[Begin PROVIDED ENTRIES]

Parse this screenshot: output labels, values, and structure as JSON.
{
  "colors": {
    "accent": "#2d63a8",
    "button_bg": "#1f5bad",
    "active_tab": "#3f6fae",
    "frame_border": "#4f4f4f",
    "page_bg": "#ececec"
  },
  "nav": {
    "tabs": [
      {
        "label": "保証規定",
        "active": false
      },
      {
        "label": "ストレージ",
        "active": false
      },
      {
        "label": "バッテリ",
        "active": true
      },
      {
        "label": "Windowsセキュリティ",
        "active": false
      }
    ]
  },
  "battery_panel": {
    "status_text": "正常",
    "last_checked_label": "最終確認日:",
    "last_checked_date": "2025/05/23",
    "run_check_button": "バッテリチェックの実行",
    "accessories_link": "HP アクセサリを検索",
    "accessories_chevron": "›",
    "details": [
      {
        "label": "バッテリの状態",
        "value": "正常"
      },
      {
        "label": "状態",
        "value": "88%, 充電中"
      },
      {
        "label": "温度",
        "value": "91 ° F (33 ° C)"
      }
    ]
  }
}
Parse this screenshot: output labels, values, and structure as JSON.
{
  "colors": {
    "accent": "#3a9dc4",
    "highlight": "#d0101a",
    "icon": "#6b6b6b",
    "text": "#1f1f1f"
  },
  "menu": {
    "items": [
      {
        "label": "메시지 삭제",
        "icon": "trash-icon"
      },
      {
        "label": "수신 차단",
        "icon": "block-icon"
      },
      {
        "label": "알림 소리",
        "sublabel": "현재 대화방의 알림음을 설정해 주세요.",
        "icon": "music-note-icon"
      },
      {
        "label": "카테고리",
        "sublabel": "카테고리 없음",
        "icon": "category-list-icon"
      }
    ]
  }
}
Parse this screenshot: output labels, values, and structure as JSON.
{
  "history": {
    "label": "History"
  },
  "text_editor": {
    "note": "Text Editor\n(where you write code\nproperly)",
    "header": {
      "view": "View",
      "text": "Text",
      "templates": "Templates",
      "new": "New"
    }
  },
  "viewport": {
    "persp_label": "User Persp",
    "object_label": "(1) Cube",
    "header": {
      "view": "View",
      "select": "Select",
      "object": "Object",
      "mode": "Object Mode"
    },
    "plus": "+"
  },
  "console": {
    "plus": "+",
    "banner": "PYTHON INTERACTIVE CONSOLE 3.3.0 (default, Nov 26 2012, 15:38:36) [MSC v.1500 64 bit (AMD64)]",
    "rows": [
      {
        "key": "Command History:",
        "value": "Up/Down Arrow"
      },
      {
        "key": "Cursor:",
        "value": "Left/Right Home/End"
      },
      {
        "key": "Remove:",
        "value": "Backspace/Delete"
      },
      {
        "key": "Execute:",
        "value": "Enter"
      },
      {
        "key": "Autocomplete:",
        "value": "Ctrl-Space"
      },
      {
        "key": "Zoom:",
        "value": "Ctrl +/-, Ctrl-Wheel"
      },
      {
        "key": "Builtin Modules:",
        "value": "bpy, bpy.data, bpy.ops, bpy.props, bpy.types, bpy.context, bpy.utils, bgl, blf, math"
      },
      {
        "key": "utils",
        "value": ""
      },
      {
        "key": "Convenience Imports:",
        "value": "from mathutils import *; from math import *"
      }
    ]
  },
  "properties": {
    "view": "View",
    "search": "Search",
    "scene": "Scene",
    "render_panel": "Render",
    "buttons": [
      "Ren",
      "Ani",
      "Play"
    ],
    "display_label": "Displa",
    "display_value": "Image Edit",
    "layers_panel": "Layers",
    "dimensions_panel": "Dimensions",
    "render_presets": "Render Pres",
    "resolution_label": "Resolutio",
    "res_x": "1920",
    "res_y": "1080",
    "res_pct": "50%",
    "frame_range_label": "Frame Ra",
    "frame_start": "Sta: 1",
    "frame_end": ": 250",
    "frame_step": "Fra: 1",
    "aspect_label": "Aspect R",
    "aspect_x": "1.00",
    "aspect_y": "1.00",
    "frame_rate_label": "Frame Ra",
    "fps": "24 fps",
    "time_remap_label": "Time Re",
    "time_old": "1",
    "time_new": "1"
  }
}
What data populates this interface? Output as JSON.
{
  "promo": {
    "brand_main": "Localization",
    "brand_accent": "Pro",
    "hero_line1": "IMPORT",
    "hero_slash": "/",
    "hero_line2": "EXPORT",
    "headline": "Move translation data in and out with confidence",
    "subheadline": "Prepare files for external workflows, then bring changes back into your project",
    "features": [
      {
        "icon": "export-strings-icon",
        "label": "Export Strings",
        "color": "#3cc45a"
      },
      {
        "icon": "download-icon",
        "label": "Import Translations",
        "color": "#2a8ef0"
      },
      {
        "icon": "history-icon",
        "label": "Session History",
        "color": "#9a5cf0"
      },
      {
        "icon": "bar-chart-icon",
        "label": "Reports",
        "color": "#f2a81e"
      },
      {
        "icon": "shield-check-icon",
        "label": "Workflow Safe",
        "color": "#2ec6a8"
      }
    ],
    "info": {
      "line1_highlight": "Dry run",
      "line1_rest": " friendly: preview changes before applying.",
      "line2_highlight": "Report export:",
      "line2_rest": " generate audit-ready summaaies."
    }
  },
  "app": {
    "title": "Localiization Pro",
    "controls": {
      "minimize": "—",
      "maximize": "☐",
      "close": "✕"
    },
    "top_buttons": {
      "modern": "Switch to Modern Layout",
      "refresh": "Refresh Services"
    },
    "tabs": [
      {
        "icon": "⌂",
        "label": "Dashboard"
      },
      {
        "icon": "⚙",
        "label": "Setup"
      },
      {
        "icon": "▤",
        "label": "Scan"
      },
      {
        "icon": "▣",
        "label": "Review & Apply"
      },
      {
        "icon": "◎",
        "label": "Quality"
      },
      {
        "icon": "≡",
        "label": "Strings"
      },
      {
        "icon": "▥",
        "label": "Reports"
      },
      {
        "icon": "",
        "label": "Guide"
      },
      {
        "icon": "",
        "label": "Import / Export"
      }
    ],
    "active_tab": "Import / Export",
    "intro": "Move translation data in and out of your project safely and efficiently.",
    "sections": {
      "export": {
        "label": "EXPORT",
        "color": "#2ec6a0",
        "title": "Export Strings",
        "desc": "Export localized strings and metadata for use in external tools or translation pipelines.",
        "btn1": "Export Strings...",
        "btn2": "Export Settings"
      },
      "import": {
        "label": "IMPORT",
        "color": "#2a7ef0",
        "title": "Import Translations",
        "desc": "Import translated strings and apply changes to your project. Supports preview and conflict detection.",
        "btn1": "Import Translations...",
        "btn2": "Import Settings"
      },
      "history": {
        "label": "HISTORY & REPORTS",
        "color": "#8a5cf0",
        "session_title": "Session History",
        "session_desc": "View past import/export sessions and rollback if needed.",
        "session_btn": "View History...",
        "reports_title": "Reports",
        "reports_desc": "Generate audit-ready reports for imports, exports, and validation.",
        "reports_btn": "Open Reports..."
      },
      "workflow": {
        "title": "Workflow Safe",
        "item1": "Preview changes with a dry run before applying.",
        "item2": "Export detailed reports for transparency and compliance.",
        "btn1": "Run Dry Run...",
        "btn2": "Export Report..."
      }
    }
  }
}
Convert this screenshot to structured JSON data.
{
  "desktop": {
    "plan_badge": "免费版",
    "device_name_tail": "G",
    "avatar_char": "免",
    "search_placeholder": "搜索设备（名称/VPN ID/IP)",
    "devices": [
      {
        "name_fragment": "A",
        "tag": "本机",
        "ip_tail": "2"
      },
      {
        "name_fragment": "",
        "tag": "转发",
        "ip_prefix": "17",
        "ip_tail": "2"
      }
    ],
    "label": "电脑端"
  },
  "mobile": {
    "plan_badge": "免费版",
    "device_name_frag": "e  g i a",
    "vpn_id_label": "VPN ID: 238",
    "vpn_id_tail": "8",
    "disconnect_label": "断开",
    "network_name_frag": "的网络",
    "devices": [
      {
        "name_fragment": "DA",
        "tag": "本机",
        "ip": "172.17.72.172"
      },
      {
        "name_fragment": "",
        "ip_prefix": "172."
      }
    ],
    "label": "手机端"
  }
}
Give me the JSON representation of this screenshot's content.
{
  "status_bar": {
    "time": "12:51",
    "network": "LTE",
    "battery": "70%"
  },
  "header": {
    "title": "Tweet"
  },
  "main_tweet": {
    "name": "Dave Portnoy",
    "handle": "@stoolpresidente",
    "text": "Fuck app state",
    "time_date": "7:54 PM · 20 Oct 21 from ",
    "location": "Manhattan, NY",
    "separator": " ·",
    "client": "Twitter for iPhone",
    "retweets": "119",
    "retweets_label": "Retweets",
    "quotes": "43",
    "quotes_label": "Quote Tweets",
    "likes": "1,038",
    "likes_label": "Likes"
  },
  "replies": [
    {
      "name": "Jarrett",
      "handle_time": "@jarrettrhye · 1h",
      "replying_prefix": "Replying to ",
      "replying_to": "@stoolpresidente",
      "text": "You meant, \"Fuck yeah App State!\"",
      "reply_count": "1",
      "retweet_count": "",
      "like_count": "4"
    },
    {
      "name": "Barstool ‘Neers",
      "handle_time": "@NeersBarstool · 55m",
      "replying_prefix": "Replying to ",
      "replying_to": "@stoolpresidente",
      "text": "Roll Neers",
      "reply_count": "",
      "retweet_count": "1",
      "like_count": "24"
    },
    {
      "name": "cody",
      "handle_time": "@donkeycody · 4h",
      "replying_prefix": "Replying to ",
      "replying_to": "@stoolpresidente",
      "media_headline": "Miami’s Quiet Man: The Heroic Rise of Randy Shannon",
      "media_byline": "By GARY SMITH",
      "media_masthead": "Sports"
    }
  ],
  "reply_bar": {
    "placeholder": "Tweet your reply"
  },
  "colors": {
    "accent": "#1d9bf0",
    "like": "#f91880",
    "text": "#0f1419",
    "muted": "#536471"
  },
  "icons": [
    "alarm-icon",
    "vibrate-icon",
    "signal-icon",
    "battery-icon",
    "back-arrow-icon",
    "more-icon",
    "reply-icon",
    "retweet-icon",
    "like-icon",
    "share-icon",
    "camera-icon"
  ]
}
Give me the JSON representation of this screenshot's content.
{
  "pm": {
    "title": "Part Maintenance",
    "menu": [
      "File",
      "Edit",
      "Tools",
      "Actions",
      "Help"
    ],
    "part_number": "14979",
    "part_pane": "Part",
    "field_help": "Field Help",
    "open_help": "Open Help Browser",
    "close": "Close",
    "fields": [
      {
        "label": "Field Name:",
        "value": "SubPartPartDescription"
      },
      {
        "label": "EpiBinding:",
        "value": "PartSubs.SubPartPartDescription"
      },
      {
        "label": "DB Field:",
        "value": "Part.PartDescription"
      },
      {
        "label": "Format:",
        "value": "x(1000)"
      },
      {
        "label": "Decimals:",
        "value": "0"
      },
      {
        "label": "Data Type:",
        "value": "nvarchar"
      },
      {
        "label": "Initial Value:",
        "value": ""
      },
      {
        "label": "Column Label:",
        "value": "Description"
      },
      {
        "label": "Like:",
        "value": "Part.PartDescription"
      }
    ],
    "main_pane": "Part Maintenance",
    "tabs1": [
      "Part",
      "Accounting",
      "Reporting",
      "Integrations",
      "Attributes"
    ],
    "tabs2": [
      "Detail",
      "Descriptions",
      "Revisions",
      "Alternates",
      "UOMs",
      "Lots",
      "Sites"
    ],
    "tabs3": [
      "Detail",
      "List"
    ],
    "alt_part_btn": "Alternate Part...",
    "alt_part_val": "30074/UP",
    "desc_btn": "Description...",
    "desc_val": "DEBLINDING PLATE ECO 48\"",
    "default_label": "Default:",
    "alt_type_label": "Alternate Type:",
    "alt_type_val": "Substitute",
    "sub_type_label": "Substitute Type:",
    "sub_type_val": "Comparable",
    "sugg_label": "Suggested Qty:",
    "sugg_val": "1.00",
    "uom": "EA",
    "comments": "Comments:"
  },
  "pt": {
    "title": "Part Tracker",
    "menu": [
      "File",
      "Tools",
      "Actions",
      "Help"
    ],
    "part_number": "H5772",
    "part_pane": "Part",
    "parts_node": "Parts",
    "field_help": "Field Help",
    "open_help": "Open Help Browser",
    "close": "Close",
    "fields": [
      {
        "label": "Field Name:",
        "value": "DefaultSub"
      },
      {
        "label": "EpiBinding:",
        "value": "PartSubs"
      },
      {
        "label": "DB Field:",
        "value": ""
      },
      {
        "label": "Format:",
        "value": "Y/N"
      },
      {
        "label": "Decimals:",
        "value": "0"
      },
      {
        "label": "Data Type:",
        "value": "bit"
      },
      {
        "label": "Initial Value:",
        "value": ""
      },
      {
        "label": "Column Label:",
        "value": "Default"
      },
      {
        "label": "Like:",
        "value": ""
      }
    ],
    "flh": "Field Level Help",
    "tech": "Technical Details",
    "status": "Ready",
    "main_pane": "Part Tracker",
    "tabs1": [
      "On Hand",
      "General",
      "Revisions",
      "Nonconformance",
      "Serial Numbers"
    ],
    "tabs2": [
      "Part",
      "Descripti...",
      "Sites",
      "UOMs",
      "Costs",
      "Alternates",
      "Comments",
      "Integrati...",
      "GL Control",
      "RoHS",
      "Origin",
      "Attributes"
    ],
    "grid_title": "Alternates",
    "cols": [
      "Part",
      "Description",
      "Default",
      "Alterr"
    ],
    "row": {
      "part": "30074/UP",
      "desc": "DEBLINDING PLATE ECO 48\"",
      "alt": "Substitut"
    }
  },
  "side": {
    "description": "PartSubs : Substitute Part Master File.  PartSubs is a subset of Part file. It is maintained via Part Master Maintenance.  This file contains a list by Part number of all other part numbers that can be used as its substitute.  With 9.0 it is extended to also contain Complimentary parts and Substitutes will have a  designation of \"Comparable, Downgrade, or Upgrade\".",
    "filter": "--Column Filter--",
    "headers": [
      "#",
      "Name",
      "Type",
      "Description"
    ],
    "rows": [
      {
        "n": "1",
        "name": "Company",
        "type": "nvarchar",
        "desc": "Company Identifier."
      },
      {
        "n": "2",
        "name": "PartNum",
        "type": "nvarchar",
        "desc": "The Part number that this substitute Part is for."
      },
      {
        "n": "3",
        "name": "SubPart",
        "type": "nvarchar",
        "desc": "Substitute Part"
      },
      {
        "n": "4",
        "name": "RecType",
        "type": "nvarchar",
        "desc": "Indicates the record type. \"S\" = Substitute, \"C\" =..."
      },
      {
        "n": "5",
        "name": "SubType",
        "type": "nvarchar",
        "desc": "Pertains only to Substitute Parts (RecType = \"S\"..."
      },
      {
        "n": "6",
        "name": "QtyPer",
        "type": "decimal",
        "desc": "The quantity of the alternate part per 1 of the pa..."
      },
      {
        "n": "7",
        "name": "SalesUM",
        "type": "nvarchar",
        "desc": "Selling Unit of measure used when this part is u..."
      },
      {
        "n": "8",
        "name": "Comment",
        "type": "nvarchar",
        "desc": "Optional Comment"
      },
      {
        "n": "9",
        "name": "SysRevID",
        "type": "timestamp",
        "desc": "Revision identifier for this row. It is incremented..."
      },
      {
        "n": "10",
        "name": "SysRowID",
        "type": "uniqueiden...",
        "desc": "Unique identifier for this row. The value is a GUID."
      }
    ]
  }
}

[End PROVIDED ENTRIES]

> _WORK TO COMPLETE_
Show all lines in the entries above where the string "SubPartPartDescription" appears.

> _WRITTEN RESPONSE_
        "value": "SubPartPartDescription"
        "value": "PartSubs.SubPartPartDescription"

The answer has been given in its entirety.